■ Written instruction ■
Each line of the material must be returned exactly.

■ Records for processing ■

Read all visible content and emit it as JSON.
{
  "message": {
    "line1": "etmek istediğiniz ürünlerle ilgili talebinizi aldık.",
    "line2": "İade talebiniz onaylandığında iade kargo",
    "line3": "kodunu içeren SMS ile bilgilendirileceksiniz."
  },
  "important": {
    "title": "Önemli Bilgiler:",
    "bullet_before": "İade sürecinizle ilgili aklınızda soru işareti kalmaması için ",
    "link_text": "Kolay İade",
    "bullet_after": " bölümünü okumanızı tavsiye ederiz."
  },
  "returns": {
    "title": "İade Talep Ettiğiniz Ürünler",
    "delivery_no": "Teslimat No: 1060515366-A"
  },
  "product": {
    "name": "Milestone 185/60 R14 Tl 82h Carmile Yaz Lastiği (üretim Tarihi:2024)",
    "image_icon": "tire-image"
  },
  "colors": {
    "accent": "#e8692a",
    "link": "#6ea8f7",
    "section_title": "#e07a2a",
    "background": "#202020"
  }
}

■ Written answer ■
Read all visible content and emit it as JSON.
{
  "message": {
    "line1": "etmek istediğiniz ürünlerle ilgili talebinizi aldık.",
    "line2": "İade talebiniz onaylandığında iade kargo",
    "line3": "kodunu içeren SMS ile bilgilendirileceksiniz."
  },
  "important": {
    "title": "Önemli Bilgiler:",
    "bullet_before": "İade sürecinizle ilgili aklınızda soru işareti kalmaması için ",
    "link_text": "Kolay İade",
    "bullet_after": " bölümünü okumanızı tavsiye ederiz."
  },
  "returns": {
    "title": "İade Talep Ettiğiniz Ürünler",
    "delivery_no": "Teslimat No: 1060515366-A"
  },
  "product": {
    "name": "Milestone 185/60 R14 Tl 82h Carmile Yaz Lastiği (üretim Tarihi:2024)",
    "image_icon": "tire-image"
  },
  "colors": {
    "accent": "#e8692a",
    "link": "#6ea8f7",
    "section_title": "#e07a2a",
    "background": "#202020"
  }
}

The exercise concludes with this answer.